Extract the full set of records that follows, word for word.
-- start Supplied entries --
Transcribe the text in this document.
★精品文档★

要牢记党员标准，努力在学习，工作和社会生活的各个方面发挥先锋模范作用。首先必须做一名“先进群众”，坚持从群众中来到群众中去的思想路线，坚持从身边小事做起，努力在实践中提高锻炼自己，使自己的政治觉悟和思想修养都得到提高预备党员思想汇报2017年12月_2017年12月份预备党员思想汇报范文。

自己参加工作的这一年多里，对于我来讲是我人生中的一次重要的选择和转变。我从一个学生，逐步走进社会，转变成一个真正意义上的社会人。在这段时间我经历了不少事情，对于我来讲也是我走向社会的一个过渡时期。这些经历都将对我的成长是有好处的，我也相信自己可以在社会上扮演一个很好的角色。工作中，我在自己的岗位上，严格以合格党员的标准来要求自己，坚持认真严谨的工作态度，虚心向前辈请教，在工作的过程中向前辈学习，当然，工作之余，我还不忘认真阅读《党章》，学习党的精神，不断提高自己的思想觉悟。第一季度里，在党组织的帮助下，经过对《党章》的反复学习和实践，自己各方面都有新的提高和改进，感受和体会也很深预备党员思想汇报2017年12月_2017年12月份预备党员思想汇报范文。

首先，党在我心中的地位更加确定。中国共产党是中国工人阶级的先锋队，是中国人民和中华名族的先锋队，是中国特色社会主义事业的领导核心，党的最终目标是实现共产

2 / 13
-- end Supplied entries --
:: Finished exercise ::
Transcribe the text in this document.
★精品文档★

要牢记党员标准，努力在学习，工作和社会生活的各个方面发挥先锋模范作用。首先必须做一名“先进群众”，坚持从群众中来到群众中去的思想路线，坚持从身边小事做起，努力在实践中提高锻炼自己，使自己的政治觉悟和思想修养都得到提高预备党员思想汇报2017年12月_2017年12月份预备党员思想汇报范文。

自己参加工作的这一年多里，对于我来讲是我人生中的一次重要的选择和转变。我从一个学生，逐步走进社会，转变成一个真正意义上的社会人。在这段时间我经历了不少事情，对于我来讲也是我走向社会的一个过渡时期。这些经历都将对我的成长是有好处的，我也相信自己可以在社会上扮演一个很好的角色。工作中，我在自己的岗位上，严格以合格党员的标准来要求自己，坚持认真严谨的工作态度，虚心向前辈请教，在工作的过程中向前辈学习，当然，工作之余，我还不忘认真阅读《党章》，学习党的精神，不断提高自己的思想觉悟。第一季度里，在党组织的帮助下，经过对《党章》的反复学习和实践，自己各方面都有新的提高和改进，感受和体会也很深预备党员思想汇报2017年12月_2017年12月份预备党员思想汇报范文。

首先，党在我心中的地位更加确定。中国共产党是中国工人阶级的先锋队，是中国人民和中华名族的先锋队，是中国特色社会主义事业的领导核心，党的最终目标是实现共产

2 / 13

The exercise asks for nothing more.